=== THE INPUT ===
__________
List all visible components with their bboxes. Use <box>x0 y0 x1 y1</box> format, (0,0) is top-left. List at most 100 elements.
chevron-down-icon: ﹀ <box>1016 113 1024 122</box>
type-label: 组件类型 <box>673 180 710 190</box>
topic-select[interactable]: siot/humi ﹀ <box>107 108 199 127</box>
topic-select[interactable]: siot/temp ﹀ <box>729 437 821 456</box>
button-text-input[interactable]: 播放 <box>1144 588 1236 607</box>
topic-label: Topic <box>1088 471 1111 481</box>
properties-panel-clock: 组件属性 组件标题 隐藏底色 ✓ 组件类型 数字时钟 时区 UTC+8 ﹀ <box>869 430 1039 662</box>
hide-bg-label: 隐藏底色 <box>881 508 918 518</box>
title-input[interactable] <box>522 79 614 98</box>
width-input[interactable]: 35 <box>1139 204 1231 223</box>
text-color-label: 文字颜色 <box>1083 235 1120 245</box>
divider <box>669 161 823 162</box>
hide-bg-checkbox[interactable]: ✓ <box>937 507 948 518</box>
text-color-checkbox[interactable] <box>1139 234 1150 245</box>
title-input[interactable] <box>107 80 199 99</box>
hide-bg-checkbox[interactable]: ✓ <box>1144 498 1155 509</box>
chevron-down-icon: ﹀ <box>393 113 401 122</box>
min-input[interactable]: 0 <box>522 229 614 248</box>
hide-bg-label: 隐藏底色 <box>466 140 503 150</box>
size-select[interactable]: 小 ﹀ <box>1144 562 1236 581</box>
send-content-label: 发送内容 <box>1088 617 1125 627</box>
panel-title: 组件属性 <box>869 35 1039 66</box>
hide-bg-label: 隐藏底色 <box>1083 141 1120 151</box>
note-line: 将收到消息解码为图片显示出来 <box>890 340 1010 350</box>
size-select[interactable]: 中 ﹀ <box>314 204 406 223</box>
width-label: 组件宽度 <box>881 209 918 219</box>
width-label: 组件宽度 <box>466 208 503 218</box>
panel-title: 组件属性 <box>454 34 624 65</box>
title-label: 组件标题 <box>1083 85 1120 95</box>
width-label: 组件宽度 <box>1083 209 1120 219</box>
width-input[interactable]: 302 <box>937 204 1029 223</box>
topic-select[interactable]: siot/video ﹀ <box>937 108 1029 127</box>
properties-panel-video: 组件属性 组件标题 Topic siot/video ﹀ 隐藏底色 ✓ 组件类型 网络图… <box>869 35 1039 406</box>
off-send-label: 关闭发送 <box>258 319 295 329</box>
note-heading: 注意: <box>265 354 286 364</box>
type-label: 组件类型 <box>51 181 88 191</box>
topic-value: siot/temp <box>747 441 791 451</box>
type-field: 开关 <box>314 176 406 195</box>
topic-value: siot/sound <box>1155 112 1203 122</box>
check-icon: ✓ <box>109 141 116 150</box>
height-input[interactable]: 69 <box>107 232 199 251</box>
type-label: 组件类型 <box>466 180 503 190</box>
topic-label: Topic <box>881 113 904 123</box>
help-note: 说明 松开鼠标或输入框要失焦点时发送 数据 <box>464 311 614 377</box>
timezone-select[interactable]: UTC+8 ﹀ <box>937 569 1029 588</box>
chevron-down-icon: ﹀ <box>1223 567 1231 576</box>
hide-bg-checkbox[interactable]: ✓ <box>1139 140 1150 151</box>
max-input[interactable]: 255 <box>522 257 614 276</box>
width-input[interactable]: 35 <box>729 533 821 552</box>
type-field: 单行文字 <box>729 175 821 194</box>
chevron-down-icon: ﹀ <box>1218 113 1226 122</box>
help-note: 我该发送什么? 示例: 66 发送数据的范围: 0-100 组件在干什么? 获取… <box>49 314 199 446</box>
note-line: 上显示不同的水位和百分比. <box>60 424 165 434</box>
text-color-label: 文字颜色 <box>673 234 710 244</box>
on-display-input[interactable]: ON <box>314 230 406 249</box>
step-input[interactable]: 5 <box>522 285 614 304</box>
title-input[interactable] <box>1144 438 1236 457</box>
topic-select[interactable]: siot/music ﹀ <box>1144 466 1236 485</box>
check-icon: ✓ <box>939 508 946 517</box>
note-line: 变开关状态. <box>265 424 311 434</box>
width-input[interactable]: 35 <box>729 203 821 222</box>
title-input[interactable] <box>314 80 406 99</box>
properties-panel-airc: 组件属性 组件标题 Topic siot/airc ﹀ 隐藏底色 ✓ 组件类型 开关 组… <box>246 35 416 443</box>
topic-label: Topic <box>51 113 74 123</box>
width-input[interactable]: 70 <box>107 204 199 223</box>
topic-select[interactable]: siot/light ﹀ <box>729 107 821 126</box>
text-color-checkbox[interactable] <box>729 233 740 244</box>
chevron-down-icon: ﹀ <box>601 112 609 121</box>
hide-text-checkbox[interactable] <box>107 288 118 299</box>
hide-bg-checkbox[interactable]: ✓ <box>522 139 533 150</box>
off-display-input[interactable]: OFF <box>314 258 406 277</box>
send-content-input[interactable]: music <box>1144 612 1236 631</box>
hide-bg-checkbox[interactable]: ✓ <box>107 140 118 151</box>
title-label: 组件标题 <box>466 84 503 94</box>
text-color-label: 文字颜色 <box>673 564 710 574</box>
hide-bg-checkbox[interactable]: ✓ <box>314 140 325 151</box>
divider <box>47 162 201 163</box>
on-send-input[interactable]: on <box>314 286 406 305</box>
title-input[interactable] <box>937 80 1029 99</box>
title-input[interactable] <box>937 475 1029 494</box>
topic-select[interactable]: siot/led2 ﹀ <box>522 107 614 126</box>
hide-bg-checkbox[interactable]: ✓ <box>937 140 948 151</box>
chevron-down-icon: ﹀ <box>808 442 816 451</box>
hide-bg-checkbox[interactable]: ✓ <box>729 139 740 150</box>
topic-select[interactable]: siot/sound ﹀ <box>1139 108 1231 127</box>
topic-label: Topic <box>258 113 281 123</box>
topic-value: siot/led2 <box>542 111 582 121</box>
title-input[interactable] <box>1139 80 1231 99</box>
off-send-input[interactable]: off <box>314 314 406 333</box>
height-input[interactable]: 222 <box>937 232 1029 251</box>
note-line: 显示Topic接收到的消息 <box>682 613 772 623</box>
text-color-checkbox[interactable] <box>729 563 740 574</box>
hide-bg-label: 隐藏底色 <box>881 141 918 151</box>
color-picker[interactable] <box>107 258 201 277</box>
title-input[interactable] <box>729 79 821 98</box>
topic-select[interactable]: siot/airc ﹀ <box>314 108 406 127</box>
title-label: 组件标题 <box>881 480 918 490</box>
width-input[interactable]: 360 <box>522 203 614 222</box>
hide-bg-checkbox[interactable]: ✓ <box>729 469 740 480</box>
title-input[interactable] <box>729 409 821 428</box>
__________
=== TASK GOAL ===
Can you give the listing again with every "hide-bg-label" switched to "hide-background-label" and nothing else changed?

=== FINISHED TASK ===
List all visible components with their bboxes. Use <box>x0 y0 x1 y1</box> format, (0,0) is top-left. List at most 100 elements.
chevron-down-icon: ﹀ <box>1016 113 1024 122</box>
type-label: 组件类型 <box>673 180 710 190</box>
topic-select[interactable]: siot/humi ﹀ <box>107 108 199 127</box>
topic-select[interactable]: siot/temp ﹀ <box>729 437 821 456</box>
button-text-input[interactable]: 播放 <box>1144 588 1236 607</box>
topic-label: Topic <box>1088 471 1111 481</box>
properties-panel-clock: 组件属性 组件标题 隐藏底色 ✓ 组件类型 数字时钟 时区 UTC+8 ﹀ <box>869 430 1039 662</box>
hide-background-label: 隐藏底色 <box>881 508 918 518</box>
title-input[interactable] <box>522 79 614 98</box>
width-input[interactable]: 35 <box>1139 204 1231 223</box>
text-color-label: 文字颜色 <box>1083 235 1120 245</box>
divider <box>669 161 823 162</box>
hide-bg-checkbox[interactable]: ✓ <box>937 507 948 518</box>
text-color-checkbox[interactable] <box>1139 234 1150 245</box>
title-input[interactable] <box>107 80 199 99</box>
hide-bg-checkbox[interactable]: ✓ <box>1144 498 1155 509</box>
chevron-down-icon: ﹀ <box>393 113 401 122</box>
min-input[interactable]: 0 <box>522 229 614 248</box>
hide-background-label: 隐藏底色 <box>466 140 503 150</box>
size-select[interactable]: 小 ﹀ <box>1144 562 1236 581</box>
send-content-label: 发送内容 <box>1088 617 1125 627</box>
panel-title: 组件属性 <box>869 35 1039 66</box>
hide-background-label: 隐藏底色 <box>1083 141 1120 151</box>
note-line: 将收到消息解码为图片显示出来 <box>890 340 1010 350</box>
size-select[interactable]: 中 ﹀ <box>314 204 406 223</box>
width-label: 组件宽度 <box>881 209 918 219</box>
width-label: 组件宽度 <box>466 208 503 218</box>
panel-title: 组件属性 <box>454 34 624 65</box>
title-label: 组件标题 <box>1083 85 1120 95</box>
width-label: 组件宽度 <box>1083 209 1120 219</box>
width-input[interactable]: 302 <box>937 204 1029 223</box>
topic-select[interactable]: siot/video ﹀ <box>937 108 1029 127</box>
properties-panel-video: 组件属性 组件标题 Topic siot/video ﹀ 隐藏底色 ✓ 组件类型 网络图… <box>869 35 1039 406</box>
off-send-label: 关闭发送 <box>258 319 295 329</box>
note-heading: 注意: <box>265 354 286 364</box>
type-label: 组件类型 <box>51 181 88 191</box>
topic-value: siot/temp <box>747 441 791 451</box>
type-field: 开关 <box>314 176 406 195</box>
topic-value: siot/sound <box>1155 112 1203 122</box>
check-icon: ✓ <box>109 141 116 150</box>
height-input[interactable]: 69 <box>107 232 199 251</box>
type-label: 组件类型 <box>466 180 503 190</box>
topic-label: Topic <box>881 113 904 123</box>
help-note: 说明 松开鼠标或输入框要失焦点时发送 数据 <box>464 311 614 377</box>
timezone-select[interactable]: UTC+8 ﹀ <box>937 569 1029 588</box>
chevron-down-icon: ﹀ <box>1223 567 1231 576</box>
hide-bg-checkbox[interactable]: ✓ <box>1139 140 1150 151</box>
max-input[interactable]: 255 <box>522 257 614 276</box>
width-input[interactable]: 35 <box>729 533 821 552</box>
type-field: 单行文字 <box>729 175 821 194</box>
chevron-down-icon: ﹀ <box>1218 113 1226 122</box>
help-note: 我该发送什么? 示例: 66 发送数据的范围: 0-100 组件在干什么? 获取… <box>49 314 199 446</box>
note-line: 上显示不同的水位和百分比. <box>60 424 165 434</box>
text-color-label: 文字颜色 <box>673 234 710 244</box>
on-display-input[interactable]: ON <box>314 230 406 249</box>
step-input[interactable]: 5 <box>522 285 614 304</box>
title-input[interactable] <box>1144 438 1236 457</box>
topic-select[interactable]: siot/music ﹀ <box>1144 466 1236 485</box>
check-icon: ✓ <box>939 508 946 517</box>
note-line: 变开关状态. <box>265 424 311 434</box>
width-input[interactable]: 35 <box>729 203 821 222</box>
title-input[interactable] <box>314 80 406 99</box>
properties-panel-airc: 组件属性 组件标题 Topic siot/airc ﹀ 隐藏底色 ✓ 组件类型 开关 组… <box>246 35 416 443</box>
topic-label: Topic <box>51 113 74 123</box>
width-input[interactable]: 70 <box>107 204 199 223</box>
topic-select[interactable]: siot/light ﹀ <box>729 107 821 126</box>
text-color-checkbox[interactable] <box>729 233 740 244</box>
chevron-down-icon: ﹀ <box>601 112 609 121</box>
hide-text-checkbox[interactable] <box>107 288 118 299</box>
hide-bg-checkbox[interactable]: ✓ <box>522 139 533 150</box>
off-display-input[interactable]: OFF <box>314 258 406 277</box>
send-content-input[interactable]: music <box>1144 612 1236 631</box>
hide-bg-checkbox[interactable]: ✓ <box>107 140 118 151</box>
title-label: 组件标题 <box>466 84 503 94</box>
text-color-label: 文字颜色 <box>673 564 710 574</box>
hide-bg-checkbox[interactable]: ✓ <box>314 140 325 151</box>
divider <box>47 162 201 163</box>
on-send-input[interactable]: on <box>314 286 406 305</box>
title-input[interactable] <box>937 80 1029 99</box>
title-input[interactable] <box>937 475 1029 494</box>
topic-select[interactable]: siot/led2 ﹀ <box>522 107 614 126</box>
hide-bg-checkbox[interactable]: ✓ <box>937 140 948 151</box>
chevron-down-icon: ﹀ <box>808 442 816 451</box>
hide-bg-checkbox[interactable]: ✓ <box>729 139 740 150</box>
topic-select[interactable]: siot/sound ﹀ <box>1139 108 1231 127</box>
topic-label: Topic <box>258 113 281 123</box>
topic-value: siot/led2 <box>542 111 582 121</box>
title-input[interactable] <box>1139 80 1231 99</box>
off-send-input[interactable]: off <box>314 314 406 333</box>
height-input[interactable]: 222 <box>937 232 1029 251</box>
note-line: 显示Topic接收到的消息 <box>682 613 772 623</box>
text-color-checkbox[interactable] <box>729 563 740 574</box>
hide-background-label: 隐藏底色 <box>881 141 918 151</box>
color-picker[interactable] <box>107 258 201 277</box>
title-input[interactable] <box>729 79 821 98</box>
topic-select[interactable]: siot/airc ﹀ <box>314 108 406 127</box>
title-label: 组件标题 <box>881 480 918 490</box>
width-input[interactable]: 360 <box>522 203 614 222</box>
hide-bg-checkbox[interactable]: ✓ <box>729 469 740 480</box>
title-input[interactable] <box>729 409 821 428</box>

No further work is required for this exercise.